» **Short task**
Give the number of lines in this listing that contain the word "декабря", and nothing else.
---- Data lines
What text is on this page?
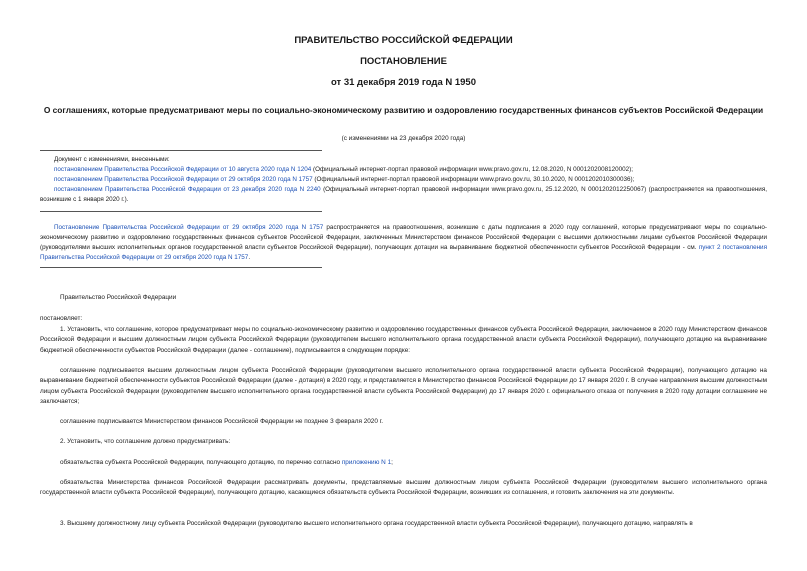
ПРАВИТЕЛЬСТВО РОССИЙСКОЙ ФЕДЕРАЦИИ
ПОСТАНОВЛЕНИЕ
от 31 декабря 2019 года N 1950
О соглашениях, которые предусматривают меры по социально-экономическому развитию и оздоровлению государственных финансов субъектов Российской Федерации
(с изменениями на 23 декабря 2020 года)
Документ с изменениями, внесенными:
постановлением Правительства Российской Федерации от 10 августа 2020 года N 1204 (Официальный интернет-портал правовой информации www.pravo.gov.ru, 12.08.2020, N 0001202008120002);
постановлением Правительства Российской Федерации от 29 октября 2020 года N 1757 (Официальный интернет-портал правовой информации www.pravo.gov.ru, 30.10.2020, N 0001202010300036);
постановлением Правительства Российской Федерации от 23 декабря 2020 года N 2240 (Официальный интернет-портал правовой информации www.pravo.gov.ru, 25.12.2020, N 0001202012250067) (распространяется на правоотношения, возникшие с 1 января 2020 г.).
Постановление Правительства Российской Федерации от 29 октября 2020 года N 1757 распространяется на правоотношения, возникшие с даты подписания в 2020 году соглашений, которые предусматривают меры по социально-экономическому развитию и оздоровлению государственных финансов субъектов Российской Федерации, заключенных Министерством финансов Российской Федерации с высшими должностными лицами субъектов Российской Федерации (руководителями высших исполнительных органов государственной власти субъектов Российской Федерации), получающих дотации на выравнивание бюджетной обеспеченности субъектов Российской Федерации - см. пункт 2 постановления Правительства Российской Федерации от 29 октября 2020 года N 1757.
Правительство Российской Федерации
постановляет:
1. Установить, что соглашение, которое предусматривает меры по социально-экономическому развитию и оздоровлению государственных финансов субъекта Российской Федерации, заключаемое в 2020 году Министерством финансов Российской Федерации и высшим должностным лицом субъекта Российской Федерации (руководителем высшего исполнительного органа государственной власти субъекта Российской Федерации), получающего дотацию на выравнивание бюджетной обеспеченности субъектов Российской Федерации (далее - соглашение), подписывается в следующем порядке:
соглашение подписывается высшим должностным лицом субъекта Российской Федерации (руководителем высшего исполнительного органа государственной власти субъекта Российской Федерации), получающего дотацию на выравнивание бюджетной обеспеченности субъектов Российской Федерации (далее - дотация) в 2020 году, и представляется в Министерство финансов Российской Федерации до 17 января 2020 г. В случае направления высшим должностным лицом субъекта Российской Федерации (руководителем высшего исполнительного органа государственной власти субъекта Российской Федерации) до 17 января 2020 г. официального отказа от получения в 2020 году дотации соглашение не заключается;
соглашение подписывается Министерством финансов Российской Федерации не позднее 3 февраля 2020 г.
2. Установить, что соглашение должно предусматривать:
обязательства субъекта Российской Федерации, получающего дотацию, по перечню согласно приложению N 1;
обязательства Министерства финансов Российской Федерации рассматривать документы, представляемые высшим должностным лицом субъекта Российской Федерации (руководителем высшего исполнительного органа государственной власти субъекта Российской Федерации), получающего дотацию, касающиеся обязательств субъекта Российской Федерации, возникших из соглашения, и готовить заключения на эти документы.
3. Высшему должностному лицу субъекта Российской Федерации (руководителю высшего исполнительного органа государственной власти субъекта Российской Федерации), получающего дотацию, направлять в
--------
» **Answer to this exercise**
3